Reproduce word for word the rows below, from the first row through the row containing "photo-brick-wall xyxy=(410,73,498,243)", including both ends.

-- Start Given information --

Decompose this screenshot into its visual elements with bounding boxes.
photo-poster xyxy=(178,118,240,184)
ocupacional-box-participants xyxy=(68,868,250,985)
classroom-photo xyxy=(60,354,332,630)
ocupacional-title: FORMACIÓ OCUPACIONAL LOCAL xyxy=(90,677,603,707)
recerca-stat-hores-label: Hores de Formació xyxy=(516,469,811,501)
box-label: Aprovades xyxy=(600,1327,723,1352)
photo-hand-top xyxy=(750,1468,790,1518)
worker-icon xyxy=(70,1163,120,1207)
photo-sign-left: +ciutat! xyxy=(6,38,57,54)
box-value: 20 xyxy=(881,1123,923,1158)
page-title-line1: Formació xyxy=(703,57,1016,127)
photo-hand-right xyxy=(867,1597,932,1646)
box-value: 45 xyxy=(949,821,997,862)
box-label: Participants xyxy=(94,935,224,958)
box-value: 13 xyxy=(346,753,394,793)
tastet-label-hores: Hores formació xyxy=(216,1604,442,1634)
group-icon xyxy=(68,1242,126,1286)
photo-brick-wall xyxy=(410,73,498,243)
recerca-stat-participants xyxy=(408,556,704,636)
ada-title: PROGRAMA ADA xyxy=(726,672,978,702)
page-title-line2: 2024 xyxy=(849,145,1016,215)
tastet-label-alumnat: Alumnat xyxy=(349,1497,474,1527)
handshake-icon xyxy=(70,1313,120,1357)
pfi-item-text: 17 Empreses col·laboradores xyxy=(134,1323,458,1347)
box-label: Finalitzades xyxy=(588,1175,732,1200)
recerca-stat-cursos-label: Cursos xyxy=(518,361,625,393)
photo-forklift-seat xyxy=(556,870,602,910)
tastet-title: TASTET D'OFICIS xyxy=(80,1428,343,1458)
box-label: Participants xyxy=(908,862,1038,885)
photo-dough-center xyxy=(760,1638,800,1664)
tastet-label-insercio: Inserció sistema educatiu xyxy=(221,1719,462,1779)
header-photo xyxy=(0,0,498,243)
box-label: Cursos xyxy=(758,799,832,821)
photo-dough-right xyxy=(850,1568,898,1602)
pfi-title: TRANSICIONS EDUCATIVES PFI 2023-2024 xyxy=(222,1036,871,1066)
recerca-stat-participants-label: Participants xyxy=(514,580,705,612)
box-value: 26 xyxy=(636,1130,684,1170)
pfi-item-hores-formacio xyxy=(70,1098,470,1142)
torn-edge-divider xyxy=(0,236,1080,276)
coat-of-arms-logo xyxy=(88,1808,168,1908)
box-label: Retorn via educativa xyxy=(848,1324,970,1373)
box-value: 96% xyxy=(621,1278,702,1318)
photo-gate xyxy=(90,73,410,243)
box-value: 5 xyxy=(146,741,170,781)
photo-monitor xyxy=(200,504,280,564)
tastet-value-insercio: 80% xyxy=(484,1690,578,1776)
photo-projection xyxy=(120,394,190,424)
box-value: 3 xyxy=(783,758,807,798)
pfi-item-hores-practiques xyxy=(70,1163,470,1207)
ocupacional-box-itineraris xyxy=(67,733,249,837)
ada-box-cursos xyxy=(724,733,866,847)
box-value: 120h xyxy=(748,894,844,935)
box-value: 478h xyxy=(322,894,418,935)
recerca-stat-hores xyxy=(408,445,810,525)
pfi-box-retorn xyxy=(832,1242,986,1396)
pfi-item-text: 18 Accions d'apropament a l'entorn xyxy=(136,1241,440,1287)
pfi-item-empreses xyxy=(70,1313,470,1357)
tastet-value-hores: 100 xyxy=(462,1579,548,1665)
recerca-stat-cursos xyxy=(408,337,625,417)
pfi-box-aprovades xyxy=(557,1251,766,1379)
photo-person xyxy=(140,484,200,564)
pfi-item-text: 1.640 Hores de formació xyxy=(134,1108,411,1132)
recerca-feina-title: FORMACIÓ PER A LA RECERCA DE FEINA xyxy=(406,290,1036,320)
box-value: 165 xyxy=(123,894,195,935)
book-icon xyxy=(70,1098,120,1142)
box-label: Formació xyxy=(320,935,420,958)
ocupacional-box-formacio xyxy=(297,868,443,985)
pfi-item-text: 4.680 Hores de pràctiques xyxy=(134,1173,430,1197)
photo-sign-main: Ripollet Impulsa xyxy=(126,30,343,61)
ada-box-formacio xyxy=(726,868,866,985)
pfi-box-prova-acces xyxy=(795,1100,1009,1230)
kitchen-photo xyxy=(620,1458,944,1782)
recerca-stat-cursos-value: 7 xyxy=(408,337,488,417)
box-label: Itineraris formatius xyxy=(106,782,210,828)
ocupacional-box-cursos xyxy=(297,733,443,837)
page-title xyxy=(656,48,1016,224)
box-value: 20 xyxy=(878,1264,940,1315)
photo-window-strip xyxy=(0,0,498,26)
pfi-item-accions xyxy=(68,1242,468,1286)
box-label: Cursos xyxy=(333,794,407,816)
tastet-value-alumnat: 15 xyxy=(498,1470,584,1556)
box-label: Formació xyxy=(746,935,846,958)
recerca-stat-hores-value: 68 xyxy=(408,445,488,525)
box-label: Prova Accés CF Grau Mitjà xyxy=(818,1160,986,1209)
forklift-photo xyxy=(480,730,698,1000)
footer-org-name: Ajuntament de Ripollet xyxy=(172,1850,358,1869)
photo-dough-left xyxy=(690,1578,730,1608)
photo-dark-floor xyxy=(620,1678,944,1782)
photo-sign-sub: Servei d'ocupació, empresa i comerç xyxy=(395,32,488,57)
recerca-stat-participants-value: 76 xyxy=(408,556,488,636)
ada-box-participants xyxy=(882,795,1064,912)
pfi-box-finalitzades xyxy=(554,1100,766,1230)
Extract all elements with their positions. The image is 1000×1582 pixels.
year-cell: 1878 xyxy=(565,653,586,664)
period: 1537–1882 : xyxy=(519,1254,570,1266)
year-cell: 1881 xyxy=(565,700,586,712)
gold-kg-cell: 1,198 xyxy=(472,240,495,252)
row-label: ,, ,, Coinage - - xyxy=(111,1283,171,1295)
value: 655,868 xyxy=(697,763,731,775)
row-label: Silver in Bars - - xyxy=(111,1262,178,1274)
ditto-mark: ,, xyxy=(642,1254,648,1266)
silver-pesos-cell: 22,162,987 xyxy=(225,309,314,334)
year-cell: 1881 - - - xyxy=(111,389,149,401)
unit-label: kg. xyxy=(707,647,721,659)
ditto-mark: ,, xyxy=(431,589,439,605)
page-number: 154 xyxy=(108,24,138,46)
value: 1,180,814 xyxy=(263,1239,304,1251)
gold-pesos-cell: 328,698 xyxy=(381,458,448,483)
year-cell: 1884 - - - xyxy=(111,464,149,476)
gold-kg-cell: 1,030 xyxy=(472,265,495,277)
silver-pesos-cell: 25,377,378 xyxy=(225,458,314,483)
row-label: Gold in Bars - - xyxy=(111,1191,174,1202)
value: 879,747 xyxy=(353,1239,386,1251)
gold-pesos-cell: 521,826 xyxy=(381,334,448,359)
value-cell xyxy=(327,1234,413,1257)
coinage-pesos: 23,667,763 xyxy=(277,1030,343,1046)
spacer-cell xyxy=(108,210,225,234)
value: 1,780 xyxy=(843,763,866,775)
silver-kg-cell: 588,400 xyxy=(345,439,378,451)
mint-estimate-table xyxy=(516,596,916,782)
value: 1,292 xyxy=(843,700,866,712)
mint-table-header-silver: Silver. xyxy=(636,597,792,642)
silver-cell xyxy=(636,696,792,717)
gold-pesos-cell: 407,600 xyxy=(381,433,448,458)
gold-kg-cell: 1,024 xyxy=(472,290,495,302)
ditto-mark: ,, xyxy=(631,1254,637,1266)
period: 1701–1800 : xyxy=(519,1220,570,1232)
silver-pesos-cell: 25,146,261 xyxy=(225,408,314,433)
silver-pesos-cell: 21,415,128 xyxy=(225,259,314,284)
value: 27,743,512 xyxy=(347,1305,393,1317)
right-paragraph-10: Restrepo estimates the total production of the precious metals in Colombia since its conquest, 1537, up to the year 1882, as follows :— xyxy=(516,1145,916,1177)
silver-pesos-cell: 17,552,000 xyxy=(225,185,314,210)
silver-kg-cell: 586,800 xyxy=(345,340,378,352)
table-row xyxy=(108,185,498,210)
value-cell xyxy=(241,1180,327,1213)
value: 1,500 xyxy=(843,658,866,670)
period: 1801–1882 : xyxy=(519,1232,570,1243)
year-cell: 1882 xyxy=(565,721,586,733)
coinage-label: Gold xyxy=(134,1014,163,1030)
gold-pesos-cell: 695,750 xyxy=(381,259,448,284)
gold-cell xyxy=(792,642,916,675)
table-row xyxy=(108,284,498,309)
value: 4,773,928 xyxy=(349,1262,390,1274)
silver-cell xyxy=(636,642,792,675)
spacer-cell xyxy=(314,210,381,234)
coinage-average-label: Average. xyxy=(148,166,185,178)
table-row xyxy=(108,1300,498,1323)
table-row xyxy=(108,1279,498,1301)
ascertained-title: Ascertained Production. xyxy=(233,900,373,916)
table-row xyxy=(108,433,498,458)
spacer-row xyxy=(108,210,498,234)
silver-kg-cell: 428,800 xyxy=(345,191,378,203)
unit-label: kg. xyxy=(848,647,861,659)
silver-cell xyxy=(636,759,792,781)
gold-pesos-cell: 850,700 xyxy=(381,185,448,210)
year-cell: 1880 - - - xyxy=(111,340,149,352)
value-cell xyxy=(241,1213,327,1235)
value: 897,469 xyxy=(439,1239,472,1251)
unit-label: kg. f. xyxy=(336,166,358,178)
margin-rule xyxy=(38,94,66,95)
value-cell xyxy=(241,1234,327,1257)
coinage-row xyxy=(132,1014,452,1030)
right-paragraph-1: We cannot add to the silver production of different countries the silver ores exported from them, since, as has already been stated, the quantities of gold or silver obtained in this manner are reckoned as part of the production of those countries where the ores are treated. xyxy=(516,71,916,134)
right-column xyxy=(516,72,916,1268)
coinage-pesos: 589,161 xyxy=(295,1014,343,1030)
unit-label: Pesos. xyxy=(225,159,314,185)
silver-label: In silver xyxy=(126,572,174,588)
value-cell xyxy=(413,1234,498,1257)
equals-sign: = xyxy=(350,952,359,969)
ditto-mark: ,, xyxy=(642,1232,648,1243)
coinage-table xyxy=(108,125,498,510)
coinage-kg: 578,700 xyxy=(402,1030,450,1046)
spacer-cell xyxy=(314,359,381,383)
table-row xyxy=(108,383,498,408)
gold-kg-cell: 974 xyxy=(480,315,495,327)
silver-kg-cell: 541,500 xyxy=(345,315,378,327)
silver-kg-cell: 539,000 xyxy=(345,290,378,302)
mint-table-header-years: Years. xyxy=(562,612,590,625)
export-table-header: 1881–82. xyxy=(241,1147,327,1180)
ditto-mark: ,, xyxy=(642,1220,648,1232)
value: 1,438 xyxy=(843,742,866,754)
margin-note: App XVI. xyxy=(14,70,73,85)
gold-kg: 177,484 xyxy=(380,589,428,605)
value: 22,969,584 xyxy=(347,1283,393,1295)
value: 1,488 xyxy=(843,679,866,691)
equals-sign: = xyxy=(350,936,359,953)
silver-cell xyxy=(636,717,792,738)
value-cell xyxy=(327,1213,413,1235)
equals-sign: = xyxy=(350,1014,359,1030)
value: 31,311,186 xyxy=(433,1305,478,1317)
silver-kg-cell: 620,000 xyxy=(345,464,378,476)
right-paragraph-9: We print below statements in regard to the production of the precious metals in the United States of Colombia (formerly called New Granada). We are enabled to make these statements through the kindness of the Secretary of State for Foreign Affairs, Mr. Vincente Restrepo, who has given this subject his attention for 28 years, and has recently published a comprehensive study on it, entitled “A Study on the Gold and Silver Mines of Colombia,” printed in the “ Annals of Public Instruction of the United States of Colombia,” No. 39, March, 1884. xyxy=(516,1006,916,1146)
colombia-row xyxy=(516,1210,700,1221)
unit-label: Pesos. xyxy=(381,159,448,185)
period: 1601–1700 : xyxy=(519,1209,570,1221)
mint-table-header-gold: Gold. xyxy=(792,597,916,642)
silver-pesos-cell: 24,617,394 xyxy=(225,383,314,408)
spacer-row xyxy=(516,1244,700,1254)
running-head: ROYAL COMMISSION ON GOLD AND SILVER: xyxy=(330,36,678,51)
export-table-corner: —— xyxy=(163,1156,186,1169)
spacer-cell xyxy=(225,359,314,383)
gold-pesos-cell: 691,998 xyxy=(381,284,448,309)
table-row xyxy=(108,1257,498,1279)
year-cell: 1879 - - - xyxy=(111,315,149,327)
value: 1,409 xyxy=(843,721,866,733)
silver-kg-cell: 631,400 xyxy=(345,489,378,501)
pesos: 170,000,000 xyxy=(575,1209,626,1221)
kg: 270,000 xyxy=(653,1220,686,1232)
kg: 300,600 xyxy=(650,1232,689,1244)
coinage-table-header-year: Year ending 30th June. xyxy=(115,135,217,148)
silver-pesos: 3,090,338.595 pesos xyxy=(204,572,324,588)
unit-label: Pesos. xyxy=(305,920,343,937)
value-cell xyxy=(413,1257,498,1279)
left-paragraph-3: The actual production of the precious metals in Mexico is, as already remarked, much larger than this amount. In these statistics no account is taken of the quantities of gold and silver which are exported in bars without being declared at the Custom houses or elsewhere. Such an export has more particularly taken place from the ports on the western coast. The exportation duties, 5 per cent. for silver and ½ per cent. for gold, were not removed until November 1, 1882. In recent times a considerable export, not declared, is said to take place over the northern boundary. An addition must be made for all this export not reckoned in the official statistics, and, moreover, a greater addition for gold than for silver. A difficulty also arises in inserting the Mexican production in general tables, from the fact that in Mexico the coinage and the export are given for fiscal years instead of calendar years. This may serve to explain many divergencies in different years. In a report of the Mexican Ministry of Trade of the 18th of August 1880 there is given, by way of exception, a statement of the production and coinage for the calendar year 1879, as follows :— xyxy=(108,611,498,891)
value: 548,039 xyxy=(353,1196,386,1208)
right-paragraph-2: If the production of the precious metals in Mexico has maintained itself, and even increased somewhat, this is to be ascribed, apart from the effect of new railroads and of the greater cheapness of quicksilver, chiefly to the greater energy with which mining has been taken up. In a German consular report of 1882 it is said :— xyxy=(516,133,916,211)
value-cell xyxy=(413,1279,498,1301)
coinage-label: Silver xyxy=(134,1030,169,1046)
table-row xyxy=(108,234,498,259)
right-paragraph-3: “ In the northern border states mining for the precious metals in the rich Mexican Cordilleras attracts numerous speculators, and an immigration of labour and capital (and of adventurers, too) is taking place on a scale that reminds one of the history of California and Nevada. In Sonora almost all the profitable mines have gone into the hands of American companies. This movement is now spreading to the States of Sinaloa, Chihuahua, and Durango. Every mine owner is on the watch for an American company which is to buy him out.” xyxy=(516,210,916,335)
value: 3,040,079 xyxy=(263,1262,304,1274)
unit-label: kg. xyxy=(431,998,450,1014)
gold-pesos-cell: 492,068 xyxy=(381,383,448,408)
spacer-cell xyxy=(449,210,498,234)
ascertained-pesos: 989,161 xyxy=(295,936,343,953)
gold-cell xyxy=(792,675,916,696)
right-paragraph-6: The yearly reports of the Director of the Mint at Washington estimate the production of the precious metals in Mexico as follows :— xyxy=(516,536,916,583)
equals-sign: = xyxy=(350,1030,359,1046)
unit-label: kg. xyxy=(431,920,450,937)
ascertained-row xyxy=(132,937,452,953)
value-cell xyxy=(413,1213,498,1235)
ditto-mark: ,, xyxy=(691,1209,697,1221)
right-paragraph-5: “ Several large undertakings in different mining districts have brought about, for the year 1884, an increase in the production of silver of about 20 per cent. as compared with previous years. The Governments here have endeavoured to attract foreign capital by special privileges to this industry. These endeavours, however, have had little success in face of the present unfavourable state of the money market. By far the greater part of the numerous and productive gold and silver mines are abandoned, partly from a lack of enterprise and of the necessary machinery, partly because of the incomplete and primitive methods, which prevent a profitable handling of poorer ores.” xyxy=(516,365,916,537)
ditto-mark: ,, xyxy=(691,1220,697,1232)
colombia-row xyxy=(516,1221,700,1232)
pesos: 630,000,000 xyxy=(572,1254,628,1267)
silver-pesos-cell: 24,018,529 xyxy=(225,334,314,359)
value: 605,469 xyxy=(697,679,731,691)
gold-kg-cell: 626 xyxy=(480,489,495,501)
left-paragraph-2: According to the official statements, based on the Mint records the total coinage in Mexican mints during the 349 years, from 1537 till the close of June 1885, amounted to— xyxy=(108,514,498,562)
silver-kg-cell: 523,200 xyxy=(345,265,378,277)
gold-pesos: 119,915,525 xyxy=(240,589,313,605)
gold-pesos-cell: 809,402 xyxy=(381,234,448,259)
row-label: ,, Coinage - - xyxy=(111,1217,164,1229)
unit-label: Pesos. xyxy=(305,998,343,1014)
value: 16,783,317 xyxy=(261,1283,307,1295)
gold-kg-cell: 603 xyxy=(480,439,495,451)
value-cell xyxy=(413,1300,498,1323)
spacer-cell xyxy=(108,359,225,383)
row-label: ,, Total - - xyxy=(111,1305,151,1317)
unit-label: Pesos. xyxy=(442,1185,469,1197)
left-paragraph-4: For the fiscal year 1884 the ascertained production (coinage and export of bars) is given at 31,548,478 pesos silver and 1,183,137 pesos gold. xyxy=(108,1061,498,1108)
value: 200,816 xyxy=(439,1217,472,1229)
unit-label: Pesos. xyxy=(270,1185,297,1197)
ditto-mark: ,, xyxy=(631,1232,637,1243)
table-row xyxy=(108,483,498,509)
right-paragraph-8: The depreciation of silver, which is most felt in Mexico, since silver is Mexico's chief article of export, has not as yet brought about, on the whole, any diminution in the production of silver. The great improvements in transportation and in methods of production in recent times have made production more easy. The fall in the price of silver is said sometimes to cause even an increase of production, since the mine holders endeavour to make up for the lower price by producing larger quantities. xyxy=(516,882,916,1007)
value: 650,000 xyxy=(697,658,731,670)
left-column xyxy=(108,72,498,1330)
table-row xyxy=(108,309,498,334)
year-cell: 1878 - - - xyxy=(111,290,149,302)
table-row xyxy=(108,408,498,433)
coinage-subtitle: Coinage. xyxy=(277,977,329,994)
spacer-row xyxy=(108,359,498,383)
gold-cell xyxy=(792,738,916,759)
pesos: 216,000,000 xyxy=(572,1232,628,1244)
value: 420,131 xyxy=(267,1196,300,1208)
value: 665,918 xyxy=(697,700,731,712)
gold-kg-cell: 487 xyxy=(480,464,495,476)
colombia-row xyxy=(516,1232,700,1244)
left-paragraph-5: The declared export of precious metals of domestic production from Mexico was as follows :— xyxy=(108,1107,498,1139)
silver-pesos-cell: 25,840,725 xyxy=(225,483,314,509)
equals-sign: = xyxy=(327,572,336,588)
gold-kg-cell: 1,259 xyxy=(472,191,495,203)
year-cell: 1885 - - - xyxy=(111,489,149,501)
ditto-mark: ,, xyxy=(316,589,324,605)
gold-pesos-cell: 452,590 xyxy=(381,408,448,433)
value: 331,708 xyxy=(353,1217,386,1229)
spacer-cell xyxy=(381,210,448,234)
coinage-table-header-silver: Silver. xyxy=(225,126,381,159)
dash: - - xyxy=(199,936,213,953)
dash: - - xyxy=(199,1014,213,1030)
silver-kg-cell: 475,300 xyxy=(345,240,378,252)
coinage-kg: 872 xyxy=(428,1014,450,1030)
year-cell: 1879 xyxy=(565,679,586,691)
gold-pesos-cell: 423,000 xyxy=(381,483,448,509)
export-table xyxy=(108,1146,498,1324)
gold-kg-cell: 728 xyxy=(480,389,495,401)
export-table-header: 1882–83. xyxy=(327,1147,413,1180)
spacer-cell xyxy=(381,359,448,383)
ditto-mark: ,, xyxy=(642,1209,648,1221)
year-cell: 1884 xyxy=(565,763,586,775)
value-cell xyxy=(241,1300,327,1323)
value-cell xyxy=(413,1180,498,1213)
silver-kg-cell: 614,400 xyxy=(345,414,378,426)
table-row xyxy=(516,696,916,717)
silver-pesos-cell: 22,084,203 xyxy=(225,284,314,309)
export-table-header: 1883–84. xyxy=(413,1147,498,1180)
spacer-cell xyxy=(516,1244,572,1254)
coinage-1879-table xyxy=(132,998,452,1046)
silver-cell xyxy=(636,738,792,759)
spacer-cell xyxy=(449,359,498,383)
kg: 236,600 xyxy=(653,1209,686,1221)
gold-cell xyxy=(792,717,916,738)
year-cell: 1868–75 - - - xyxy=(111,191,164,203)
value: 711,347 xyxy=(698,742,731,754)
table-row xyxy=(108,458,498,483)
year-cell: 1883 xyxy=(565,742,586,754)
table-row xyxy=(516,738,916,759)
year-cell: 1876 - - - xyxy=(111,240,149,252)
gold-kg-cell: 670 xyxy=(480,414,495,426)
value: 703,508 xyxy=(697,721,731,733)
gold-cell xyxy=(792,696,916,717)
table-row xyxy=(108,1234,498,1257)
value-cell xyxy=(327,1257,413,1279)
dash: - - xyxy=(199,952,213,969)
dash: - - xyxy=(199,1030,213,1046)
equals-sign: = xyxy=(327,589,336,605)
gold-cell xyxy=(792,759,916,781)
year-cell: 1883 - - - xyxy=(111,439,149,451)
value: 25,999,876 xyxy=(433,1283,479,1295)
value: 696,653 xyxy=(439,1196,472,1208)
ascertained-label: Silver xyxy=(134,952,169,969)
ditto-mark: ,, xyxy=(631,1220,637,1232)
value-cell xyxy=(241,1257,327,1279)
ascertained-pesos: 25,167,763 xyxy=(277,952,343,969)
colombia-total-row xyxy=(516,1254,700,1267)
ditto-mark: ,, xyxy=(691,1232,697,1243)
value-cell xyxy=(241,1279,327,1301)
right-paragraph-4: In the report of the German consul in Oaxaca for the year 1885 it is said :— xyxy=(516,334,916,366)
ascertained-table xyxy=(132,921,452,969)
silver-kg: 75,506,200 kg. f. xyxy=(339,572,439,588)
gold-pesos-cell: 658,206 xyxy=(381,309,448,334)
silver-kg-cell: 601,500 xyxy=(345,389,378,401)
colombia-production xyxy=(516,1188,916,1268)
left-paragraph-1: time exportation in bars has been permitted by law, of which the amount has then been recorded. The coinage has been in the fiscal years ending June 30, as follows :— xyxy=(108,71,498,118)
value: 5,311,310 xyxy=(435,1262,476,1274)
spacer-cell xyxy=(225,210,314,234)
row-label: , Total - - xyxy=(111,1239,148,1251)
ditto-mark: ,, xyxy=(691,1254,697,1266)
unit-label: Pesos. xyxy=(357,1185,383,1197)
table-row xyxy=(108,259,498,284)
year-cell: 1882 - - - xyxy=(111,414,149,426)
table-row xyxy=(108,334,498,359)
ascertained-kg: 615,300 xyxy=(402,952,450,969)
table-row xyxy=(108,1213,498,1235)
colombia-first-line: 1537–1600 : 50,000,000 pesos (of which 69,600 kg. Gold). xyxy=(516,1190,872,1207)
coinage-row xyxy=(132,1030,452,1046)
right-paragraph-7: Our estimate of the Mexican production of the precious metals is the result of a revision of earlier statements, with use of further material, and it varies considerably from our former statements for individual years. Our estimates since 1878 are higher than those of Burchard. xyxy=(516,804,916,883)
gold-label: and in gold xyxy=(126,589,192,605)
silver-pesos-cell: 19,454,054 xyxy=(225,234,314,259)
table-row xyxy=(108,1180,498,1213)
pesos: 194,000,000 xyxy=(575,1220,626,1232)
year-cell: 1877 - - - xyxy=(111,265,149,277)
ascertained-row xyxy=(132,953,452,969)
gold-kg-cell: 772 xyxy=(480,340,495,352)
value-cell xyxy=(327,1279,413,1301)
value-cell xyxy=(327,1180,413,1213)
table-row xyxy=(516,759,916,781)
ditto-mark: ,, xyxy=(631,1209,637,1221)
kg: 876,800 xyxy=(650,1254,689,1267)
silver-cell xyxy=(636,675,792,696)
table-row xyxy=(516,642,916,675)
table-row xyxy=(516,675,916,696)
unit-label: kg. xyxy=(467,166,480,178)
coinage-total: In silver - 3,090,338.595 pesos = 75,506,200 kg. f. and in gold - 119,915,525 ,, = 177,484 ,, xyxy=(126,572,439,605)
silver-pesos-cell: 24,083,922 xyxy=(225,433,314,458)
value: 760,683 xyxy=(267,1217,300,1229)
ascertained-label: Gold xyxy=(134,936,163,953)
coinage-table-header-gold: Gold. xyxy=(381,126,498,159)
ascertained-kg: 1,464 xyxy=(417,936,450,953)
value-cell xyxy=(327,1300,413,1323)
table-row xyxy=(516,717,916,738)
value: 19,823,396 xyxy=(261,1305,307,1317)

-- End Given information --

Exercise response:
Decompose this screenshot into its visual elements with bounding boxes.
photo-poster xyxy=(178,118,240,184)
ocupacional-box-participants xyxy=(68,868,250,985)
classroom-photo xyxy=(60,354,332,630)
ocupacional-title: FORMACIÓ OCUPACIONAL LOCAL xyxy=(90,677,603,707)
recerca-stat-hores-label: Hores de Formació xyxy=(516,469,811,501)
box-label: Aprovades xyxy=(600,1327,723,1352)
photo-hand-top xyxy=(750,1468,790,1518)
worker-icon xyxy=(70,1163,120,1207)
photo-sign-left: +ciutat! xyxy=(6,38,57,54)
box-value: 20 xyxy=(881,1123,923,1158)
page-title-line1: Formació xyxy=(703,57,1016,127)
photo-hand-right xyxy=(867,1597,932,1646)
box-value: 45 xyxy=(949,821,997,862)
box-label: Participants xyxy=(94,935,224,958)
box-value: 13 xyxy=(346,753,394,793)
tastet-label-hores: Hores formació xyxy=(216,1604,442,1634)
group-icon xyxy=(68,1242,126,1286)
photo-brick-wall xyxy=(410,73,498,243)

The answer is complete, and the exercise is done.